[BRIEF] How many lines in the entries below include the string "conditions"? Answer with the number only.

########

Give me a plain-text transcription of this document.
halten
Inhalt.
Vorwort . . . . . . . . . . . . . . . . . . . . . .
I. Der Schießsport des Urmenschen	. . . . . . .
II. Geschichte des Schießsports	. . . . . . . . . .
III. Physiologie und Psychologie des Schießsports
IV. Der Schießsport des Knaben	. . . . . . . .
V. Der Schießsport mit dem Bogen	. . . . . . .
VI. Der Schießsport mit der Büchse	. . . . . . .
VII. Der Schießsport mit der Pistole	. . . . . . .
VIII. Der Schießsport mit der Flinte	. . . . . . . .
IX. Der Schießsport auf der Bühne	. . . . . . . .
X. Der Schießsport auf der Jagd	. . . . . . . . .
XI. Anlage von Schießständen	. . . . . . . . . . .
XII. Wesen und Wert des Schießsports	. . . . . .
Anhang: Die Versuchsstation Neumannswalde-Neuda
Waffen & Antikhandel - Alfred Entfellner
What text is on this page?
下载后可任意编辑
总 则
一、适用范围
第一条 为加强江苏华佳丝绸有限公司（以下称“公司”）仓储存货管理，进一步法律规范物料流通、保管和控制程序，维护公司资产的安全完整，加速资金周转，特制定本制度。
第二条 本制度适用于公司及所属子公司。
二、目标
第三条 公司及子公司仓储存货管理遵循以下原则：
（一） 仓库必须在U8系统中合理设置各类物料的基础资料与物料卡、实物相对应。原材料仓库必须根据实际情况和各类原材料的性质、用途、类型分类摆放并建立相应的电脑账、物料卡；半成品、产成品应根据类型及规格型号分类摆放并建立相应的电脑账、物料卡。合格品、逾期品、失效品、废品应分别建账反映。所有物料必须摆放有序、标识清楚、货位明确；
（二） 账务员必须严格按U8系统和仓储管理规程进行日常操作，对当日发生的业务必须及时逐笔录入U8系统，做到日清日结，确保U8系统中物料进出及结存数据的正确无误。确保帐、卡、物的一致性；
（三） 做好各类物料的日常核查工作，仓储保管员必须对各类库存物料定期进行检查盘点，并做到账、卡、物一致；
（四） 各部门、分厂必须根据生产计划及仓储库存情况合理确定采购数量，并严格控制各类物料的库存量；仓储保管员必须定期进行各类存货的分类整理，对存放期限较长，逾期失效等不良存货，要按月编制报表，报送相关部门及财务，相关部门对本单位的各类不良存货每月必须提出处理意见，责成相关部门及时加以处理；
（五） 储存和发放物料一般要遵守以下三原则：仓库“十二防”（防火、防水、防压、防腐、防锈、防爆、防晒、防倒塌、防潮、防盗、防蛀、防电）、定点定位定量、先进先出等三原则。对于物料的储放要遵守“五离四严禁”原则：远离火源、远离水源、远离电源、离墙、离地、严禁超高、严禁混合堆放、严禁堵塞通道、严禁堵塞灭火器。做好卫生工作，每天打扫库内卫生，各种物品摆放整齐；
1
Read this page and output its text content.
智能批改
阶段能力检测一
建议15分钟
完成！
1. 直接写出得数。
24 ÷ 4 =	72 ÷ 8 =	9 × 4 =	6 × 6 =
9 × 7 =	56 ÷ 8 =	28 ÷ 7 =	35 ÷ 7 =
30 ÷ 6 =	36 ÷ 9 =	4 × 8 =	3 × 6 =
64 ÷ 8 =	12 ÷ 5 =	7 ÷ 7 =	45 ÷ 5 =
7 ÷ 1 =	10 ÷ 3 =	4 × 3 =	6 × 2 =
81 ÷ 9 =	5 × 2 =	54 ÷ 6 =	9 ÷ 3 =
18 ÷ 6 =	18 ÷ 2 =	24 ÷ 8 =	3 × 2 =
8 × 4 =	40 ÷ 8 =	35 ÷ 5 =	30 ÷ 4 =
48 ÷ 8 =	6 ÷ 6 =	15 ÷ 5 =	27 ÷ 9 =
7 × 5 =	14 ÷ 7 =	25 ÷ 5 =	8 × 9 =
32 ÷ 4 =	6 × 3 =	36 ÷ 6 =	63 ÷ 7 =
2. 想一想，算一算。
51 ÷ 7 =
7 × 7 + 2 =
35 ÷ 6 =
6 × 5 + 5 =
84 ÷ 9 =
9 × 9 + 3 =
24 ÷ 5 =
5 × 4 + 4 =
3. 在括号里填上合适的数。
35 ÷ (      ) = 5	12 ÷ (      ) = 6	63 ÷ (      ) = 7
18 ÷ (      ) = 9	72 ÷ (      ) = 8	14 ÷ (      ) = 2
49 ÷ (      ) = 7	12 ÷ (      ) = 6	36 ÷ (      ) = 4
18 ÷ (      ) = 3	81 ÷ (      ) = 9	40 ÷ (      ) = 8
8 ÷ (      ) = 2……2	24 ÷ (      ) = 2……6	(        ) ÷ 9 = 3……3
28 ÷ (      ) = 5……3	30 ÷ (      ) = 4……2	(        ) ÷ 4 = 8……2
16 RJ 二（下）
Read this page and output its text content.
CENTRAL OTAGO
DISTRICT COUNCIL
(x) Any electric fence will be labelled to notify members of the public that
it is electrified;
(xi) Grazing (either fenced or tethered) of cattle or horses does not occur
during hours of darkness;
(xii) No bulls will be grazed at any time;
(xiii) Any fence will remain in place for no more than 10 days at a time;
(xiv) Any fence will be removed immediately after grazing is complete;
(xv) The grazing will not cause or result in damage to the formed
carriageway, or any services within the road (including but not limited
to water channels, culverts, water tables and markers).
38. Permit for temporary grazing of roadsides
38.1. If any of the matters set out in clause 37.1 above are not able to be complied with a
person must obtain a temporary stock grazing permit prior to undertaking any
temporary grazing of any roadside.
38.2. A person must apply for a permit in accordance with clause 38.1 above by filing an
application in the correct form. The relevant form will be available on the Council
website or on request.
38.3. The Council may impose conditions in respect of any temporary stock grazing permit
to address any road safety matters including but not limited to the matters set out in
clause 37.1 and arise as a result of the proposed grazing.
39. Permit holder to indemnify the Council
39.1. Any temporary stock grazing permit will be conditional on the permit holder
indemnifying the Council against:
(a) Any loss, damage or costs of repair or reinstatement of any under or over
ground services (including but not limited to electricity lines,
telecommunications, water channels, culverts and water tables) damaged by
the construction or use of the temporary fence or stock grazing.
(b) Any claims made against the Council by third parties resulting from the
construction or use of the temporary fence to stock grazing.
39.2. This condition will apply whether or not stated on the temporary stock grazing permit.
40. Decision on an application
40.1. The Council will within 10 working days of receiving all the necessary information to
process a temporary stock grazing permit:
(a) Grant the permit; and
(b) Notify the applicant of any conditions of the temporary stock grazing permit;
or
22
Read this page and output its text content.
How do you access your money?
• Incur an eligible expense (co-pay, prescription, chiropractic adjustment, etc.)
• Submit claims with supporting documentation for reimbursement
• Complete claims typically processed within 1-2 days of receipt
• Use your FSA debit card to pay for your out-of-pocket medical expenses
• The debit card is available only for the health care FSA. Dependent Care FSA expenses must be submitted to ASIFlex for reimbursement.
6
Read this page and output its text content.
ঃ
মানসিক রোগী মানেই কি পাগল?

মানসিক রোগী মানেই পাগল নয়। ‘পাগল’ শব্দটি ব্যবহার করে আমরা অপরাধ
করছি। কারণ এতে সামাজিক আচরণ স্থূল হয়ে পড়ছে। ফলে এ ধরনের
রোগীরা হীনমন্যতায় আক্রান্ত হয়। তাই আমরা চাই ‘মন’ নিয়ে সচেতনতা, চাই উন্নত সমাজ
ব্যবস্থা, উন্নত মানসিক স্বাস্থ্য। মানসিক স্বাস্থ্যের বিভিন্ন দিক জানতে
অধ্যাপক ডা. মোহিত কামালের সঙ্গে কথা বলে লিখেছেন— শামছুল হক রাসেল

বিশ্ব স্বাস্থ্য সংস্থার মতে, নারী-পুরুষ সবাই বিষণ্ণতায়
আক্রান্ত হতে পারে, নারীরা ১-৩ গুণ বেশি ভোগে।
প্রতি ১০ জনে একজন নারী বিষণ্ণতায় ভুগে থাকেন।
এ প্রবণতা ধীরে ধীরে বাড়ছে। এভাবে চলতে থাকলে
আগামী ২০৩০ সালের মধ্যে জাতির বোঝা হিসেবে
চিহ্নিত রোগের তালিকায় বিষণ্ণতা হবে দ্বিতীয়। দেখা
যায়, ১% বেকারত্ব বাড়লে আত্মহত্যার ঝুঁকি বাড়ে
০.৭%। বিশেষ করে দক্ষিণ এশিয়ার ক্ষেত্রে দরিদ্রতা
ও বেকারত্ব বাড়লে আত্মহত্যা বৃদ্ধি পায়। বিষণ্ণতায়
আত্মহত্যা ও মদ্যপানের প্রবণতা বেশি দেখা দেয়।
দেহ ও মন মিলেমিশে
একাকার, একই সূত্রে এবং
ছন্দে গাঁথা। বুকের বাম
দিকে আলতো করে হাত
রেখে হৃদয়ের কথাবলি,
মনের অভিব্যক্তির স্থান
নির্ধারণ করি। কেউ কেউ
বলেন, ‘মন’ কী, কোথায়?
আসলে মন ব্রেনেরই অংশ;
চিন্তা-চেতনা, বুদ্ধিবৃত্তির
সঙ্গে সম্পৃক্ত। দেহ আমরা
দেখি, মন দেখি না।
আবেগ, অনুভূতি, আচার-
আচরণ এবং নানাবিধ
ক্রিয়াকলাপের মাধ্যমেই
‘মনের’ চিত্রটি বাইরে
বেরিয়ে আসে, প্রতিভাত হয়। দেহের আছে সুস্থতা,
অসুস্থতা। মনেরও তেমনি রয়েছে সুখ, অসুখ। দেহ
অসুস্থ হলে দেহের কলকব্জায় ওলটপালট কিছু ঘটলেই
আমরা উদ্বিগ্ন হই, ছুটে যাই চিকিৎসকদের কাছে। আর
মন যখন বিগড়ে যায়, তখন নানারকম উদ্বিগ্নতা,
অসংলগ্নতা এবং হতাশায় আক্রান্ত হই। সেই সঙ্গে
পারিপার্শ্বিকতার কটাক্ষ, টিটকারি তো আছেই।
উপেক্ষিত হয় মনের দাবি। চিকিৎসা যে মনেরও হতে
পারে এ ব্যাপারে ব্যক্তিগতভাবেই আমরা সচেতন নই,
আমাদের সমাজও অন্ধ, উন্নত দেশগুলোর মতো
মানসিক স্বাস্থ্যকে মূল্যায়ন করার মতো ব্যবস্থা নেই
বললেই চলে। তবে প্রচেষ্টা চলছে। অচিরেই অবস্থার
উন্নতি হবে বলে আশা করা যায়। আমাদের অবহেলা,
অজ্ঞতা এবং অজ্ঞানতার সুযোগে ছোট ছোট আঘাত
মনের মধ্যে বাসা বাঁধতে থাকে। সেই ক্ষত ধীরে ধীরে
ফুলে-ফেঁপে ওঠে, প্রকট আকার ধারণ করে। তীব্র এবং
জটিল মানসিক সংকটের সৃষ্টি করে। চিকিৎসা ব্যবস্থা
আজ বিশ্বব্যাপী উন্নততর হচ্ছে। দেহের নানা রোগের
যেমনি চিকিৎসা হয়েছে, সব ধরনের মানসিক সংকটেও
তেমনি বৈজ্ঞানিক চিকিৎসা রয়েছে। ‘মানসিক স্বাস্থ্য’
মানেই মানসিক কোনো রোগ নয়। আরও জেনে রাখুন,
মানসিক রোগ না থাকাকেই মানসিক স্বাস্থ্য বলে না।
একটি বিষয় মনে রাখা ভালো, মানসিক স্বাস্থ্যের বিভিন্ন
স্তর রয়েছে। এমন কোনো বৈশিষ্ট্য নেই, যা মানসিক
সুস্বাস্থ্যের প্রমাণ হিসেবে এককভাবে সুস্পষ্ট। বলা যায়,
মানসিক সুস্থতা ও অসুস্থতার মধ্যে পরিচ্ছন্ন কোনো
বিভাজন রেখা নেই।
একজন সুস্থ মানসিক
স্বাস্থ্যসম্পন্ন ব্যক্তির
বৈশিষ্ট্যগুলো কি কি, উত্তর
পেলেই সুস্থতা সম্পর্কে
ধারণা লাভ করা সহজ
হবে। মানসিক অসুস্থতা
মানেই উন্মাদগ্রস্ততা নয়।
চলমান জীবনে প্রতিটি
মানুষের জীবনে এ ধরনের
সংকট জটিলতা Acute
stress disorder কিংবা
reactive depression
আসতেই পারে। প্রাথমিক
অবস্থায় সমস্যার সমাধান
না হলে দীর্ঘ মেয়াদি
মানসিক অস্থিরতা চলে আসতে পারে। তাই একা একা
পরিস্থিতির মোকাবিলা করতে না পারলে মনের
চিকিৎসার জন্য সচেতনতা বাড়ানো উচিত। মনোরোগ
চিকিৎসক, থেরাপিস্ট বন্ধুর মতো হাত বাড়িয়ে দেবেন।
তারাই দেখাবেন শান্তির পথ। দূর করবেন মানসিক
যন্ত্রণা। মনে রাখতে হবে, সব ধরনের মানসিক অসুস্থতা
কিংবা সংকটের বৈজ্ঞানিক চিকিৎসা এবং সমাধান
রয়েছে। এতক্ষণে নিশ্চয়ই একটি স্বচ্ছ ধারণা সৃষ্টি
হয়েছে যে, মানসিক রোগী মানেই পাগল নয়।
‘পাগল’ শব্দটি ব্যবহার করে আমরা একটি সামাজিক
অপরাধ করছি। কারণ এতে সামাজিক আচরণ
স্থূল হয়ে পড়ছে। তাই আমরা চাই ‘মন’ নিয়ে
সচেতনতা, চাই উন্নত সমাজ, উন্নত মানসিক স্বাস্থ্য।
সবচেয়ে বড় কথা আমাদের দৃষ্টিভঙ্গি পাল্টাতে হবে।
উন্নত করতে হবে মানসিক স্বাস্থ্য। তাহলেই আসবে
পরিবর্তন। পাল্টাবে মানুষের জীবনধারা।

########

[RESPONSE TO THE TASK] 2